--- begin Data ---

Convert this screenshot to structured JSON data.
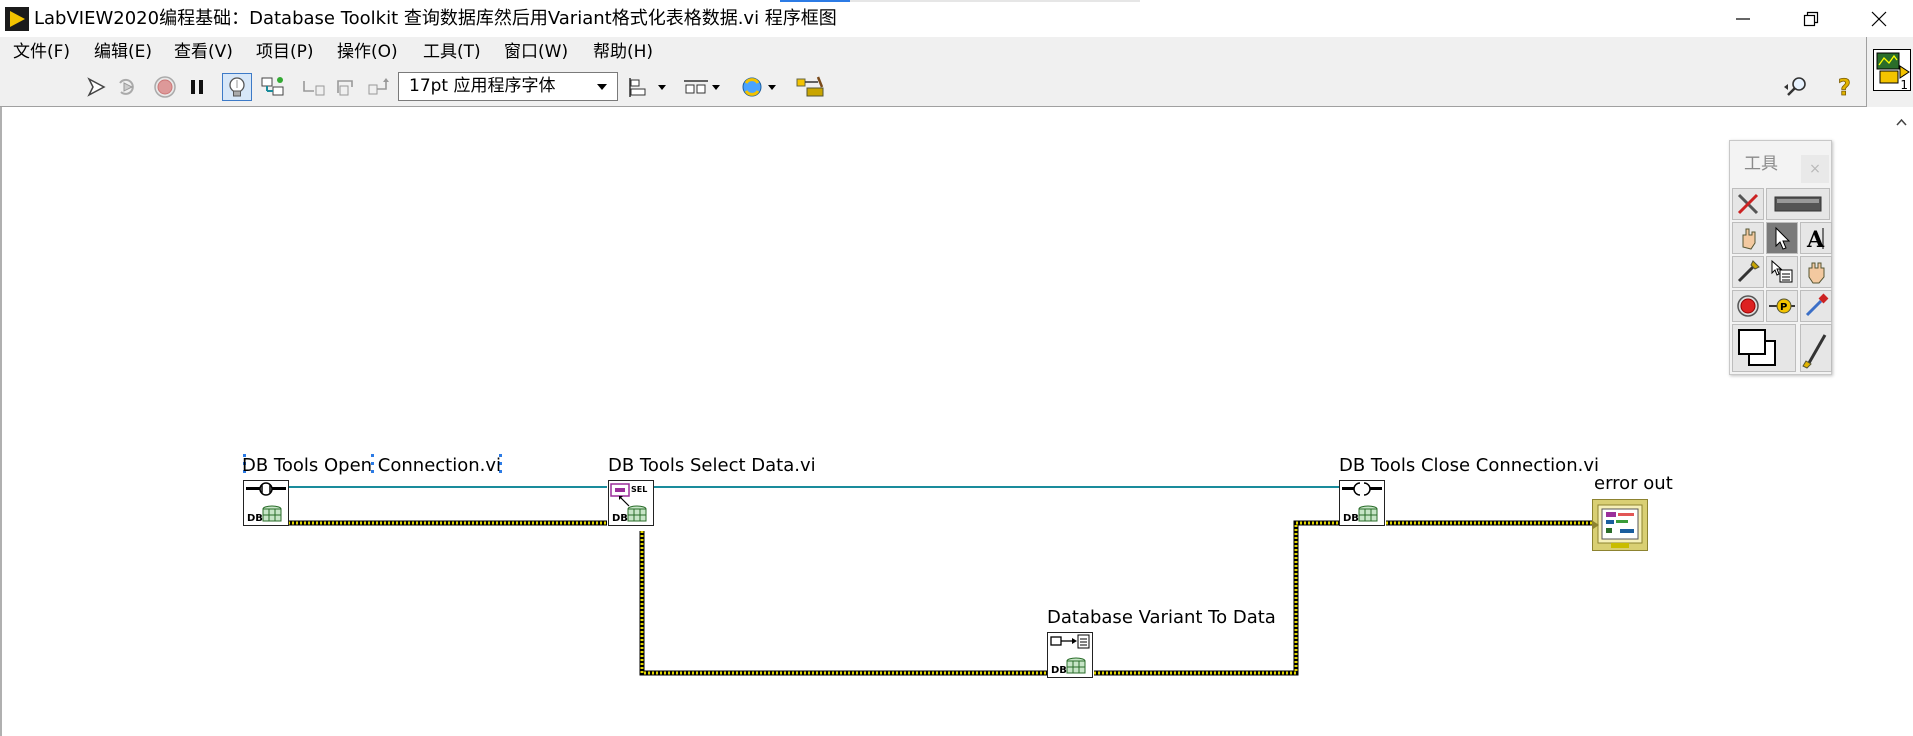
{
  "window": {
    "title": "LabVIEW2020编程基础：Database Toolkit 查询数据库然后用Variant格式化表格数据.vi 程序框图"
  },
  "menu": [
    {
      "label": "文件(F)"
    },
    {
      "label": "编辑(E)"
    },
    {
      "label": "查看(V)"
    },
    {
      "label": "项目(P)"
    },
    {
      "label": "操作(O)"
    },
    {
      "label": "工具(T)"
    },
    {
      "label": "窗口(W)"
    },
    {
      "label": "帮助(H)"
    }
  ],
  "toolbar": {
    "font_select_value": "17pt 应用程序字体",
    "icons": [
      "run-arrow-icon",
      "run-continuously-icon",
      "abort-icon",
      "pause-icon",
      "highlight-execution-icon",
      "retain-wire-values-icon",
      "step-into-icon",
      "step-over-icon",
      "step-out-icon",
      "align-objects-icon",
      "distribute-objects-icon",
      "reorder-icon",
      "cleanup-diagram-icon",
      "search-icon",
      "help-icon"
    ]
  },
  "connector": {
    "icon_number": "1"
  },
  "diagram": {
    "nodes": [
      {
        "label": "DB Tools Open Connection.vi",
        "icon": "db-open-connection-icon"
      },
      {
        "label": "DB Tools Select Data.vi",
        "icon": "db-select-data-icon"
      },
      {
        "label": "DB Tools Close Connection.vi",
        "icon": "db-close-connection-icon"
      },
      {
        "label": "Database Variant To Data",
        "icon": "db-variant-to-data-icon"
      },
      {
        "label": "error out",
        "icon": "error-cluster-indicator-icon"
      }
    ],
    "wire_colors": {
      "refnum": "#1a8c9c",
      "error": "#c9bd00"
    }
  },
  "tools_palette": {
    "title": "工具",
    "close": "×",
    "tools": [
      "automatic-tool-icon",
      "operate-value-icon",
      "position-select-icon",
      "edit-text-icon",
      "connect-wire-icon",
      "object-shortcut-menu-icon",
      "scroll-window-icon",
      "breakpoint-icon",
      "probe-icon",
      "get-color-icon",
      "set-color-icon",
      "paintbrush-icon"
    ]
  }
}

--- end Data ---

* [Aim of the task] Reproduce every line exactly and omit all pictures.

* [Response for this exercise]
Convert this screenshot to structured JSON data.
{
  "window": {
    "title": "LabVIEW2020编程基础：Database Toolkit 查询数据库然后用Variant格式化表格数据.vi 程序框图"
  },
  "menu": [
    {
      "label": "文件(F)"
    },
    {
      "label": "编辑(E)"
    },
    {
      "label": "查看(V)"
    },
    {
      "label": "项目(P)"
    },
    {
      "label": "操作(O)"
    },
    {
      "label": "工具(T)"
    },
    {
      "label": "窗口(W)"
    },
    {
      "label": "帮助(H)"
    }
  ],
  "toolbar": {
    "font_select_value": "17pt 应用程序字体",
    "icons": [
      "run-arrow-icon",
      "run-continuously-icon",
      "abort-icon",
      "pause-icon",
      "highlight-execution-icon",
      "retain-wire-values-icon",
      "step-into-icon",
      "step-over-icon",
      "step-out-icon",
      "align-objects-icon",
      "distribute-objects-icon",
      "reorder-icon",
      "cleanup-diagram-icon",
      "search-icon",
      "help-icon"
    ]
  },
  "connector": {
    "icon_number": "1"
  },
  "diagram": {
    "nodes": [
      {
        "label": "DB Tools Open Connection.vi",
        "icon": "db-open-connection-icon"
      },
      {
        "label": "DB Tools Select Data.vi",
        "icon": "db-select-data-icon"
      },
      {
        "label": "DB Tools Close Connection.vi",
        "icon": "db-close-connection-icon"
      },
      {
        "label": "Database Variant To Data",
        "icon": "db-variant-to-data-icon"
      },
      {
        "label": "error out",
        "icon": "error-cluster-indicator-icon"
      }
    ],
    "wire_colors": {
      "refnum": "#1a8c9c",
      "error": "#c9bd00"
    }
  },
  "tools_palette": {
    "title": "工具",
    "close": "×",
    "tools": [
      "automatic-tool-icon",
      "operate-value-icon",
      "position-select-icon",
      "edit-text-icon",
      "connect-wire-icon",
      "object-shortcut-menu-icon",
      "scroll-window-icon",
      "breakpoint-icon",
      "probe-icon",
      "get-color-icon",
      "set-color-icon",
      "paintbrush-icon"
    ]
  }
}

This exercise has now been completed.